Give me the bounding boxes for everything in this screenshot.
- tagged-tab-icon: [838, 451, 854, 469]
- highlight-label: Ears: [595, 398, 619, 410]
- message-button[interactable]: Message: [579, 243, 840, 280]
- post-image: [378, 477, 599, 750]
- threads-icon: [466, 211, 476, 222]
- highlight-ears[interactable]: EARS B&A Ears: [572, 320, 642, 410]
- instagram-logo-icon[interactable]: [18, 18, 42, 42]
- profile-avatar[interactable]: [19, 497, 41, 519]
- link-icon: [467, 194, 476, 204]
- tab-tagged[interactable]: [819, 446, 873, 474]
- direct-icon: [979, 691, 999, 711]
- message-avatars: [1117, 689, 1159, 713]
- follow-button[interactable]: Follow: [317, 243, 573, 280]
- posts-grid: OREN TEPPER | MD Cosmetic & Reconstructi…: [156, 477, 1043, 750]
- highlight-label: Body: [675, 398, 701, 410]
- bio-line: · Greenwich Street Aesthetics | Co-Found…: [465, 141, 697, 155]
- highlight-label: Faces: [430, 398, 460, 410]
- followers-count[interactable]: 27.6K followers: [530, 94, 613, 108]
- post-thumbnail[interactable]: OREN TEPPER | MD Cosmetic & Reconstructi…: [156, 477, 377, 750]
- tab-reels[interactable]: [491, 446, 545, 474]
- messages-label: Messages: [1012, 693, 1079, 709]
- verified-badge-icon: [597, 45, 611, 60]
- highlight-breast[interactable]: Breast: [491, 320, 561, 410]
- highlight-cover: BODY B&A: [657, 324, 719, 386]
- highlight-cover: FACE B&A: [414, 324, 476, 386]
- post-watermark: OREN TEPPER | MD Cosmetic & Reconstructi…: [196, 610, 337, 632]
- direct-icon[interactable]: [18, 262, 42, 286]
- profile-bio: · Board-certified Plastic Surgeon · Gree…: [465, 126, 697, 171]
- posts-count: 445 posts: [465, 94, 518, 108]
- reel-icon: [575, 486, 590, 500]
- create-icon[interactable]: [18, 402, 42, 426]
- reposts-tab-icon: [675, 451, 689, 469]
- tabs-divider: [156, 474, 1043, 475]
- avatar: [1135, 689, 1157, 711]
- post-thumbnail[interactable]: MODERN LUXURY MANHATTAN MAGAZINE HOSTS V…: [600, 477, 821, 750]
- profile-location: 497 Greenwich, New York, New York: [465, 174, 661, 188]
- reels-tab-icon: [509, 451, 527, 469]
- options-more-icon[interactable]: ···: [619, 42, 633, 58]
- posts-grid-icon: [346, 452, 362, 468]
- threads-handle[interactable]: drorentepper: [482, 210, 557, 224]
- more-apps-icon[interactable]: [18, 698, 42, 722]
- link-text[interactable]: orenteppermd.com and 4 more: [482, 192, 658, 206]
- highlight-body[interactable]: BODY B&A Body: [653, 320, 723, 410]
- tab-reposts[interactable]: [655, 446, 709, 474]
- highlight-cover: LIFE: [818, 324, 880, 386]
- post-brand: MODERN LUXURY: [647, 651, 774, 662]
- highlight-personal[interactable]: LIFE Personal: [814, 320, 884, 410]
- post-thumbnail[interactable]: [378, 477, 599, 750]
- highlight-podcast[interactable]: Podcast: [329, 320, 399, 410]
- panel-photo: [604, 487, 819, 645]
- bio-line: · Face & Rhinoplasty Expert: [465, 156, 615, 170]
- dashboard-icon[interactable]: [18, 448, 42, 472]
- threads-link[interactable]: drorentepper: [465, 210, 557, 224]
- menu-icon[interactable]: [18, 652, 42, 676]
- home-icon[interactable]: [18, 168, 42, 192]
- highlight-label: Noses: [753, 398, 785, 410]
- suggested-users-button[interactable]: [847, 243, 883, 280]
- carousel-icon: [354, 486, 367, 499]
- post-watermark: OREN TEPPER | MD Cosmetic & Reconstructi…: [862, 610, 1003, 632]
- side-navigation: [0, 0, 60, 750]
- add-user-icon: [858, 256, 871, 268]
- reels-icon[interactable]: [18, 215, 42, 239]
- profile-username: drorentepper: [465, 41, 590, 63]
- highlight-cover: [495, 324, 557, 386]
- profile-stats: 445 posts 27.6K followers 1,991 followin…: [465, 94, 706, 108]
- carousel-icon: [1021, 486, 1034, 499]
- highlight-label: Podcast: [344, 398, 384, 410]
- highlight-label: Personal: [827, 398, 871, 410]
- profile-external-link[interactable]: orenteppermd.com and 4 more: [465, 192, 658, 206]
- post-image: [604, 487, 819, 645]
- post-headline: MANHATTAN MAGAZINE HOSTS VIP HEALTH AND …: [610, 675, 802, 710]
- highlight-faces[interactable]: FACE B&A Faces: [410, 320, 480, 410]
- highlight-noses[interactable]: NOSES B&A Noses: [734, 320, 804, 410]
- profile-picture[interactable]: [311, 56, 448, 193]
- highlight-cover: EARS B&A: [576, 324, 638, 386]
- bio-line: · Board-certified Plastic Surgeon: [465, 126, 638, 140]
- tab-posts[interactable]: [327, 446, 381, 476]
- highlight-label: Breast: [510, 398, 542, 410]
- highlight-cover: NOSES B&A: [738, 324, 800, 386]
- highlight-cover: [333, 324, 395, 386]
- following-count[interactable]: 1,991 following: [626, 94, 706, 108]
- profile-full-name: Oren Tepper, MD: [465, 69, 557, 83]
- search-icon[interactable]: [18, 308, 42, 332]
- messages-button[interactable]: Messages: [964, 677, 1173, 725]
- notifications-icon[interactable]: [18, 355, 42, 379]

» **Task objective**
Print all of the lines above verbatim, without changing anything.

» **Task solution**
Give me the bounding boxes for everything in this screenshot.
- tagged-tab-icon: [838, 451, 854, 469]
- highlight-label: Ears: [595, 398, 619, 410]
- message-button[interactable]: Message: [579, 243, 840, 280]
- post-image: [378, 477, 599, 750]
- threads-icon: [466, 211, 476, 222]
- highlight-ears[interactable]: EARS B&A Ears: [572, 320, 642, 410]
- instagram-logo-icon[interactable]: [18, 18, 42, 42]
- profile-avatar[interactable]: [19, 497, 41, 519]
- link-icon: [467, 194, 476, 204]
- tab-tagged[interactable]: [819, 446, 873, 474]
- direct-icon: [979, 691, 999, 711]
- message-avatars: [1117, 689, 1159, 713]
- follow-button[interactable]: Follow: [317, 243, 573, 280]
- posts-grid: OREN TEPPER | MD Cosmetic & Reconstructi…: [156, 477, 1043, 750]
- highlight-label: Body: [675, 398, 701, 410]
- bio-line: · Greenwich Street Aesthetics | Co-Found…: [465, 141, 697, 155]
- highlight-label: Faces: [430, 398, 460, 410]
- followers-count[interactable]: 27.6K followers: [530, 94, 613, 108]
- post-thumbnail[interactable]: OREN TEPPER | MD Cosmetic & Reconstructi…: [156, 477, 377, 750]
- tab-reels[interactable]: [491, 446, 545, 474]
- messages-label: Messages: [1012, 693, 1079, 709]
- verified-badge-icon: [597, 45, 611, 60]
- highlight-breast[interactable]: Breast: [491, 320, 561, 410]
- highlight-cover: BODY B&A: [657, 324, 719, 386]
- highlight-cover: FACE B&A: [414, 324, 476, 386]
- post-watermark: OREN TEPPER | MD Cosmetic & Reconstructi…: [196, 610, 337, 632]
- direct-icon[interactable]: [18, 262, 42, 286]
- profile-bio: · Board-certified Plastic Surgeon · Gree…: [465, 126, 697, 171]
- posts-count: 445 posts: [465, 94, 518, 108]
- reel-icon: [575, 486, 590, 500]
- create-icon[interactable]: [18, 402, 42, 426]
- reposts-tab-icon: [675, 451, 689, 469]
- tabs-divider: [156, 474, 1043, 475]
- avatar: [1135, 689, 1157, 711]
- post-thumbnail[interactable]: MODERN LUXURY MANHATTAN MAGAZINE HOSTS V…: [600, 477, 821, 750]
- profile-location: 497 Greenwich, New York, New York: [465, 174, 661, 188]
- reels-tab-icon: [509, 451, 527, 469]
- options-more-icon[interactable]: ···: [619, 42, 633, 58]
- posts-grid-icon: [346, 452, 362, 468]
- threads-handle[interactable]: drorentepper: [482, 210, 557, 224]
- more-apps-icon[interactable]: [18, 698, 42, 722]
- link-text[interactable]: orenteppermd.com and 4 more: [482, 192, 658, 206]
- highlight-body[interactable]: BODY B&A Body: [653, 320, 723, 410]
- tab-reposts[interactable]: [655, 446, 709, 474]
- highlight-cover: LIFE: [818, 324, 880, 386]
- post-brand: MODERN LUXURY: [647, 651, 774, 662]
- highlight-personal[interactable]: LIFE Personal: [814, 320, 884, 410]
- post-thumbnail[interactable]: [378, 477, 599, 750]
- highlight-podcast[interactable]: Podcast: [329, 320, 399, 410]
- panel-photo: [604, 487, 819, 645]
- bio-line: · Face & Rhinoplasty Expert: [465, 156, 615, 170]
- dashboard-icon[interactable]: [18, 448, 42, 472]
- threads-link[interactable]: drorentepper: [465, 210, 557, 224]
- menu-icon[interactable]: [18, 652, 42, 676]
- home-icon[interactable]: [18, 168, 42, 192]
- highlight-label: Noses: [753, 398, 785, 410]
- suggested-users-button[interactable]: [847, 243, 883, 280]
- carousel-icon: [354, 486, 367, 499]
- post-watermark: OREN TEPPER | MD Cosmetic & Reconstructi…: [862, 610, 1003, 632]
- side-navigation: [0, 0, 60, 750]
- add-user-icon: [858, 256, 871, 268]
- reels-icon[interactable]: [18, 215, 42, 239]
- profile-username: drorentepper: [465, 41, 590, 63]
- highlight-cover: [495, 324, 557, 386]
- profile-stats: 445 posts 27.6K followers 1,991 followin…: [465, 94, 706, 108]
- carousel-icon: [1021, 486, 1034, 499]
- highlight-label: Podcast: [344, 398, 384, 410]
- highlight-label: Personal: [827, 398, 871, 410]
- profile-external-link[interactable]: orenteppermd.com and 4 more: [465, 192, 658, 206]
- post-image: [604, 487, 819, 645]
- post-headline: MANHATTAN MAGAZINE HOSTS VIP HEALTH AND …: [610, 675, 802, 710]
- highlight-faces[interactable]: FACE B&A Faces: [410, 320, 480, 410]
- highlight-noses[interactable]: NOSES B&A Noses: [734, 320, 804, 410]
- profile-picture[interactable]: [311, 56, 448, 193]
- highlight-cover: EARS B&A: [576, 324, 638, 386]
- bio-line: · Board-certified Plastic Surgeon: [465, 126, 638, 140]
- tab-posts[interactable]: [327, 446, 381, 476]
- highlight-label: Breast: [510, 398, 542, 410]
- highlight-cover: NOSES B&A: [738, 324, 800, 386]
- highlight-cover: [333, 324, 395, 386]
- following-count[interactable]: 1,991 following: [626, 94, 706, 108]
- profile-full-name: Oren Tepper, MD: [465, 69, 557, 83]
- search-icon[interactable]: [18, 308, 42, 332]
- messages-button[interactable]: Messages: [964, 677, 1173, 725]
- notifications-icon[interactable]: [18, 355, 42, 379]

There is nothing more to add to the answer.